WRITTEN PROBLEM: In the records below, the line that contains "Transcribe this image's" marks the start. Copy it and each line after it through the end, exactly, without pictures.

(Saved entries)
━━━━━━━━━━

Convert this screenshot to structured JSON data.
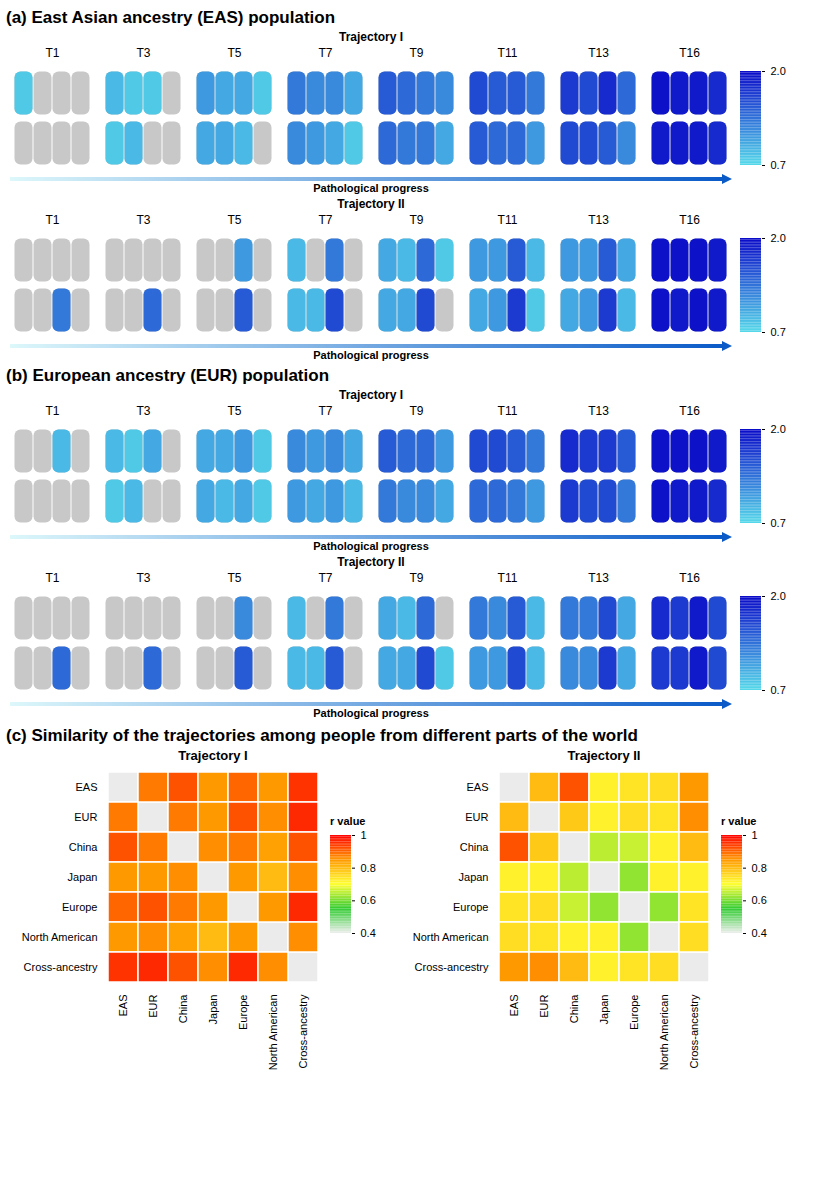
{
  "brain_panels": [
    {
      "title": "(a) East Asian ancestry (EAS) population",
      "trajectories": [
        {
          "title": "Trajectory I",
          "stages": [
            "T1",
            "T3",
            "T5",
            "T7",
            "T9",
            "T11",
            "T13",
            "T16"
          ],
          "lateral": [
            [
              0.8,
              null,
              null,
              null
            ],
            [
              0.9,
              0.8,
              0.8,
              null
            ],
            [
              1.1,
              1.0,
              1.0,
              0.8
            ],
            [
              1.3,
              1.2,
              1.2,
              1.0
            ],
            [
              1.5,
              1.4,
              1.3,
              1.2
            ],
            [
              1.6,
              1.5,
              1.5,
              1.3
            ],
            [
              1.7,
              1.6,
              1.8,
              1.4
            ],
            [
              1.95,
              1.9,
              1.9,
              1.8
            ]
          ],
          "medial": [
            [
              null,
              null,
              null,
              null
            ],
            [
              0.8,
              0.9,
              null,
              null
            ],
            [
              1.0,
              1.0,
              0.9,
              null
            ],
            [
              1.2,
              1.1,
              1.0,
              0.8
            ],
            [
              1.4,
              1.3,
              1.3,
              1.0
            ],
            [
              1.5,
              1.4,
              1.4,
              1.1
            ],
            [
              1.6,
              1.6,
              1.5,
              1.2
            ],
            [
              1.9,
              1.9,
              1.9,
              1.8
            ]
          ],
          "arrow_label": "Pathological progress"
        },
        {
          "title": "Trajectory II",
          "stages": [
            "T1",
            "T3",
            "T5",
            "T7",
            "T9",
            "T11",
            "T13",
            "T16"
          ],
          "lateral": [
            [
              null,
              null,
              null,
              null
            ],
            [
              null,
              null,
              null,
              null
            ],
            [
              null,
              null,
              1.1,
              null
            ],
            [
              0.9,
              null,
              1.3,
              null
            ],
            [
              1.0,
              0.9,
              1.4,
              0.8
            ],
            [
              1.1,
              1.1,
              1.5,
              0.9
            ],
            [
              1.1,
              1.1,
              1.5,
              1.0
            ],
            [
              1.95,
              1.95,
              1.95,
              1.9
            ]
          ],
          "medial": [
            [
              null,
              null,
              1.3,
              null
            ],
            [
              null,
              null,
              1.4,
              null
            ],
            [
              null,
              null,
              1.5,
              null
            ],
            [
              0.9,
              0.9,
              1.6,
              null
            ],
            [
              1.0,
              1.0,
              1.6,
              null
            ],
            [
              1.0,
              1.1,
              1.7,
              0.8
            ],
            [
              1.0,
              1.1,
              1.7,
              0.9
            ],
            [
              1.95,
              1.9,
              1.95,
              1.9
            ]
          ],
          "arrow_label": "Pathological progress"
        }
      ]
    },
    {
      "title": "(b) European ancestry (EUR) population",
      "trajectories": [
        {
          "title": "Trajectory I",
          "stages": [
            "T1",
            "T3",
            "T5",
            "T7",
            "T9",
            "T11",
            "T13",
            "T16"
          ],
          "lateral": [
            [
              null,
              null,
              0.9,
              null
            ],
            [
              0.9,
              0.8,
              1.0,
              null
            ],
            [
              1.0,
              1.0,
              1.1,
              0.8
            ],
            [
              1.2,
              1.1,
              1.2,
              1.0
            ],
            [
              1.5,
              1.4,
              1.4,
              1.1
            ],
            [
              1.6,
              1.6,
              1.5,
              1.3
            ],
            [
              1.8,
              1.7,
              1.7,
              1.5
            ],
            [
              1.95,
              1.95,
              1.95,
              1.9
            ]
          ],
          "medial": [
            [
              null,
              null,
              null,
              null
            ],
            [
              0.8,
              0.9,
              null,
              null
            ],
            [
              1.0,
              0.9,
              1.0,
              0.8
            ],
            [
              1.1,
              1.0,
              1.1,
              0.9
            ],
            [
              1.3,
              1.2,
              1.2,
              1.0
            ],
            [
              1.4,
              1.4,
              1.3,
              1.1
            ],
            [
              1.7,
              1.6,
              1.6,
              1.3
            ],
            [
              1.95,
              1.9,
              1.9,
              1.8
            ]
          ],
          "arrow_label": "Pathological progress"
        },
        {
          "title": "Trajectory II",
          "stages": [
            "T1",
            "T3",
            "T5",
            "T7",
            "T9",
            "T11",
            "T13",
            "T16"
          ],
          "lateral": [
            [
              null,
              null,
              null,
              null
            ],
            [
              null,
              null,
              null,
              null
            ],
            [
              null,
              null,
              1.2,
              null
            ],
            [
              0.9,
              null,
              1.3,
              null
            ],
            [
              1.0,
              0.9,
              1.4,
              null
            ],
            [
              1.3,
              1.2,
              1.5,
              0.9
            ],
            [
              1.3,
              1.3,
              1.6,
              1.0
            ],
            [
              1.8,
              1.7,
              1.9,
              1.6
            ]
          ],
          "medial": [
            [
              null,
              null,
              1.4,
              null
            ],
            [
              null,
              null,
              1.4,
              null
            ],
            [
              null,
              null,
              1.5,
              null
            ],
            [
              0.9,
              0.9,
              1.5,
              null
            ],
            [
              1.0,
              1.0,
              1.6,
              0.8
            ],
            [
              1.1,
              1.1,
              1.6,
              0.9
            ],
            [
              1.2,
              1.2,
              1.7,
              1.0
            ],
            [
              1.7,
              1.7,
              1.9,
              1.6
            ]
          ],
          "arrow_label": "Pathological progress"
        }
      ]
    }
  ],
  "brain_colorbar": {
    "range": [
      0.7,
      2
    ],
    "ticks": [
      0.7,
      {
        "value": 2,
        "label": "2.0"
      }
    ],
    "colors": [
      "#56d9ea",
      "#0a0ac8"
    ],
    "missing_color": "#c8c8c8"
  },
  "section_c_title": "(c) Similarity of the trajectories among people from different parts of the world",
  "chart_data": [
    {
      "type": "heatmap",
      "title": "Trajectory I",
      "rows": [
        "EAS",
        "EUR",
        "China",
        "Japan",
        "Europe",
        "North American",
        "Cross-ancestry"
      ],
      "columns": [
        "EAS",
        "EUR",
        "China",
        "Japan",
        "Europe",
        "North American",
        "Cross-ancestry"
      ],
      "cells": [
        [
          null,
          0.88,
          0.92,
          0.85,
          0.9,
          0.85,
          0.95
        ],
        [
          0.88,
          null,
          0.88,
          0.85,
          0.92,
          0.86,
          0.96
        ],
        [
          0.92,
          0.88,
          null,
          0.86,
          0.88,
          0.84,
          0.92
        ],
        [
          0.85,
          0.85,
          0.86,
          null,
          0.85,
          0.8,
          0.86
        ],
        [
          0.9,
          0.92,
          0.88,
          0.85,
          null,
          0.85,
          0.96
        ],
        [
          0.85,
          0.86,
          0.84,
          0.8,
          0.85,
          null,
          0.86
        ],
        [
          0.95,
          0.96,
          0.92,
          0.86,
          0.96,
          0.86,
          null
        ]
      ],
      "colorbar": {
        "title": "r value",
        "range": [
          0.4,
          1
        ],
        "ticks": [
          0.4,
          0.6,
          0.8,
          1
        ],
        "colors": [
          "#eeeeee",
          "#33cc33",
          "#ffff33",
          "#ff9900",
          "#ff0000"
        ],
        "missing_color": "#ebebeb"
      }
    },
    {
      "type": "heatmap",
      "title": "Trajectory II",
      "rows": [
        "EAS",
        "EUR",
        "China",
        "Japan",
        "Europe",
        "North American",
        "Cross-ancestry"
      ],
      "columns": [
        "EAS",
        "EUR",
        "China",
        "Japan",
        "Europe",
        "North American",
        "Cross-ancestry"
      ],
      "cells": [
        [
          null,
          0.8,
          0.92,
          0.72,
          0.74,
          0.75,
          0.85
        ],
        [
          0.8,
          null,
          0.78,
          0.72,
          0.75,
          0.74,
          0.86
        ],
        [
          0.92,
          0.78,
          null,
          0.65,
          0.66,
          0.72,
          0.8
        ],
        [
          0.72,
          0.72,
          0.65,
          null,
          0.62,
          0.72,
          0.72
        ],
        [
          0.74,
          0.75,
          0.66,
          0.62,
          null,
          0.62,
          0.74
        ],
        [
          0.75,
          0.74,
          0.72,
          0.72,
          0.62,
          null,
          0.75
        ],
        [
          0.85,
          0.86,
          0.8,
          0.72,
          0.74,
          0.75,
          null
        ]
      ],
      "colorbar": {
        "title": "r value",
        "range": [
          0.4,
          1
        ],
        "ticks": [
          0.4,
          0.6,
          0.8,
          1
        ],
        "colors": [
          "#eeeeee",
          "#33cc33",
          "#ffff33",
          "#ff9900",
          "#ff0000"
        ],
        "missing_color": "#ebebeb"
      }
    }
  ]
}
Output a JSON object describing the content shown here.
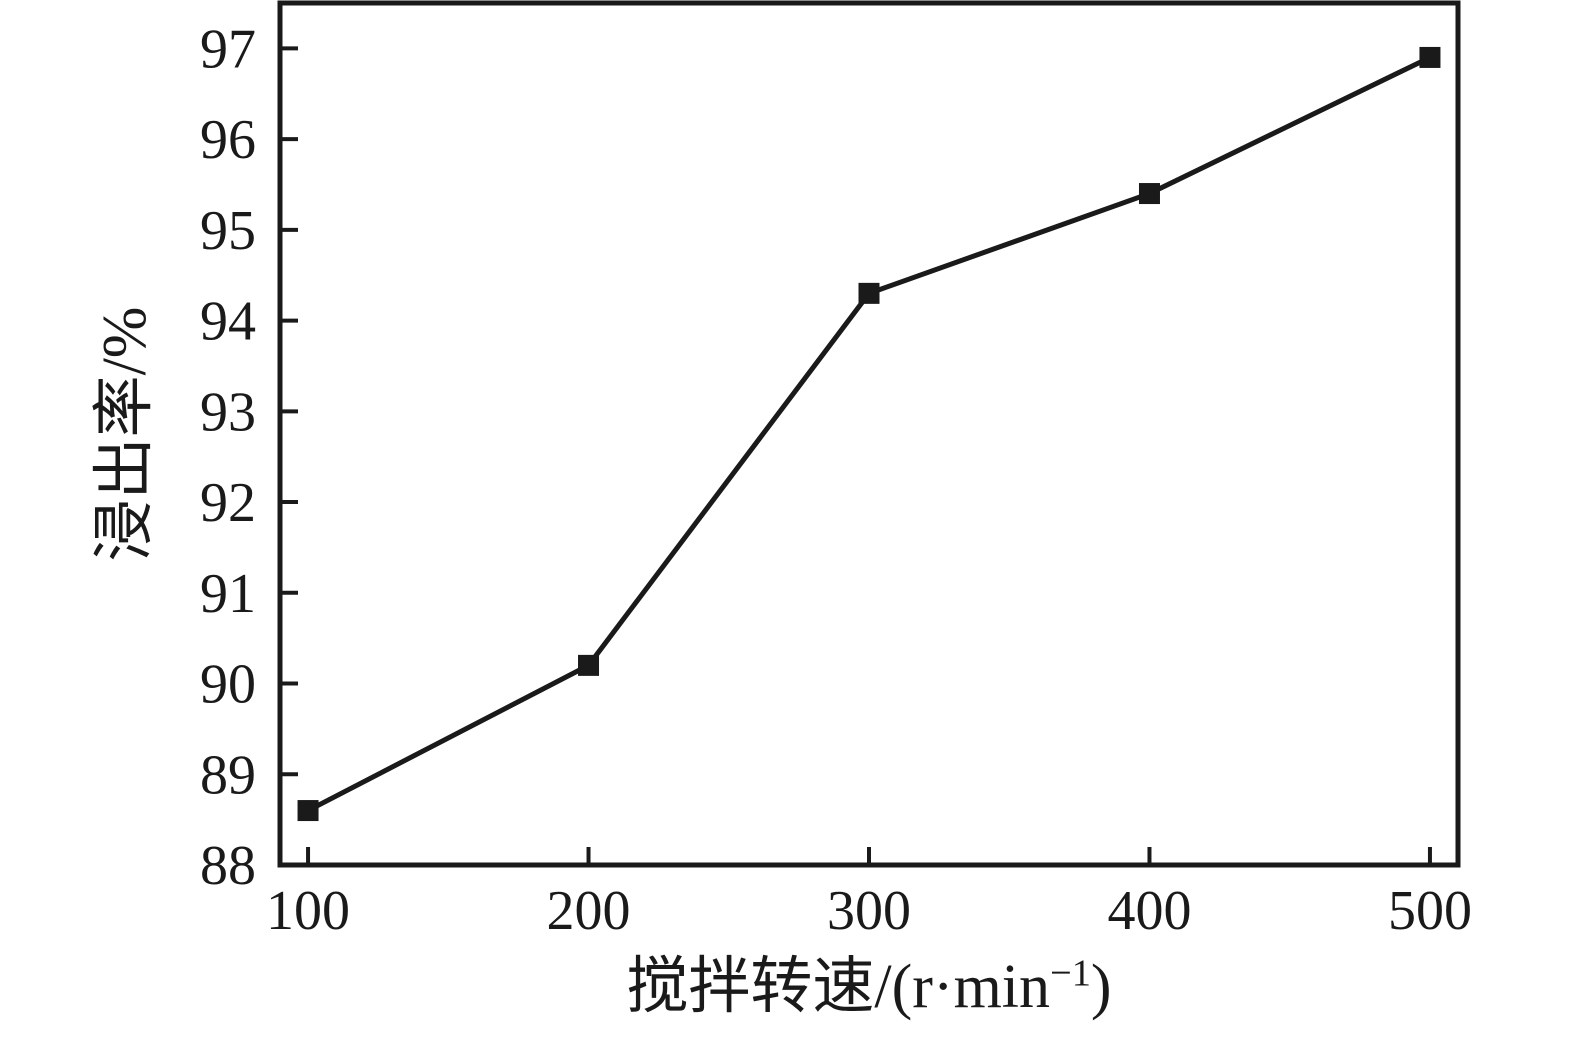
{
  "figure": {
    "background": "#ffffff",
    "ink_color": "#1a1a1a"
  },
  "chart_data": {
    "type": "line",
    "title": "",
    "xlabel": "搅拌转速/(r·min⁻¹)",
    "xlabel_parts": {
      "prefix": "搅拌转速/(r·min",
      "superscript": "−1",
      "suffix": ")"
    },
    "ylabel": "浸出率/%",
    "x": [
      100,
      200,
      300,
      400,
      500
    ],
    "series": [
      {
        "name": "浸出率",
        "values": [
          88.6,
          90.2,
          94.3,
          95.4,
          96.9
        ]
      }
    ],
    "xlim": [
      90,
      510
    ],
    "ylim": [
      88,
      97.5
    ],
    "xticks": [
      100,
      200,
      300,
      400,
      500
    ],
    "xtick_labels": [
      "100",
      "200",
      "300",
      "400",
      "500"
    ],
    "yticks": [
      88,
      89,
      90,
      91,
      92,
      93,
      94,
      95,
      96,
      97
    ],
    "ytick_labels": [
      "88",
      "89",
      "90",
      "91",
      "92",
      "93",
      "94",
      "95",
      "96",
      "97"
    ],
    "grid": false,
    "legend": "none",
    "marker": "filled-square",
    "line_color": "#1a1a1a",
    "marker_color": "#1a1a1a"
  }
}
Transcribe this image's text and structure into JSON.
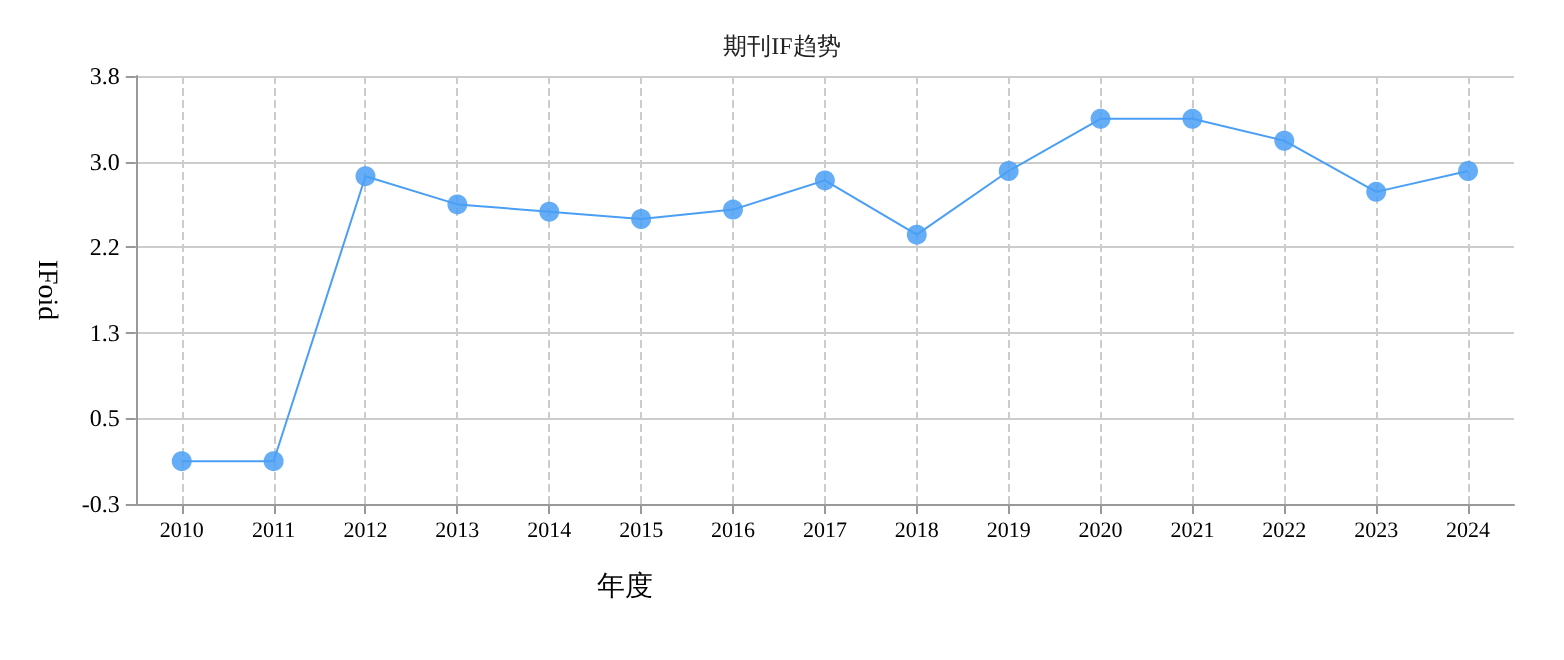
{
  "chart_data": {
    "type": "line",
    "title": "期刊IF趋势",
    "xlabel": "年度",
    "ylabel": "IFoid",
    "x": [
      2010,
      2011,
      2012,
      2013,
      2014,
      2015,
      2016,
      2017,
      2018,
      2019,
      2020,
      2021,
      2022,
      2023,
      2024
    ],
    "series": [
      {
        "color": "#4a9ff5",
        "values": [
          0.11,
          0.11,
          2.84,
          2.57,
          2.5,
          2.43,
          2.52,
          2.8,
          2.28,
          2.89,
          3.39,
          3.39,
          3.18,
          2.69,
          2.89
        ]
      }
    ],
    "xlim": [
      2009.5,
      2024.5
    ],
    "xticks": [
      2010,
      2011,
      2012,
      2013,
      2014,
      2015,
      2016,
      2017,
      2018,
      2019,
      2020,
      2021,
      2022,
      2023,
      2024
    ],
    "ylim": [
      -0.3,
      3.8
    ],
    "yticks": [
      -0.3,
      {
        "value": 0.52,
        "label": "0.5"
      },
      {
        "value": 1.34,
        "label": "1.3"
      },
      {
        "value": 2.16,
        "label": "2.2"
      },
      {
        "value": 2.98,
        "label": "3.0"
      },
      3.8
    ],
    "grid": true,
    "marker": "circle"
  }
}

━━━━━━━━━━

REPLY TO THE TASK:
Transcribe this image's text and structure into JSON.
{
  "chart_data": {
    "type": "line",
    "title": "期刊IF趋势",
    "xlabel": "年度",
    "ylabel": "IFoid",
    "x": [
      2010,
      2011,
      2012,
      2013,
      2014,
      2015,
      2016,
      2017,
      2018,
      2019,
      2020,
      2021,
      2022,
      2023,
      2024
    ],
    "series": [
      {
        "color": "#4a9ff5",
        "values": [
          0.11,
          0.11,
          2.84,
          2.57,
          2.5,
          2.43,
          2.52,
          2.8,
          2.28,
          2.89,
          3.39,
          3.39,
          3.18,
          2.69,
          2.89
        ]
      }
    ],
    "xlim": [
      2009.5,
      2024.5
    ],
    "xticks": [
      2010,
      2011,
      2012,
      2013,
      2014,
      2015,
      2016,
      2017,
      2018,
      2019,
      2020,
      2021,
      2022,
      2023,
      2024
    ],
    "ylim": [
      -0.3,
      3.8
    ],
    "yticks": [
      -0.3,
      {
        "value": 0.52,
        "label": "0.5"
      },
      {
        "value": 1.34,
        "label": "1.3"
      },
      {
        "value": 2.16,
        "label": "2.2"
      },
      {
        "value": 2.98,
        "label": "3.0"
      },
      3.8
    ],
    "grid": true,
    "marker": "circle"
  }
}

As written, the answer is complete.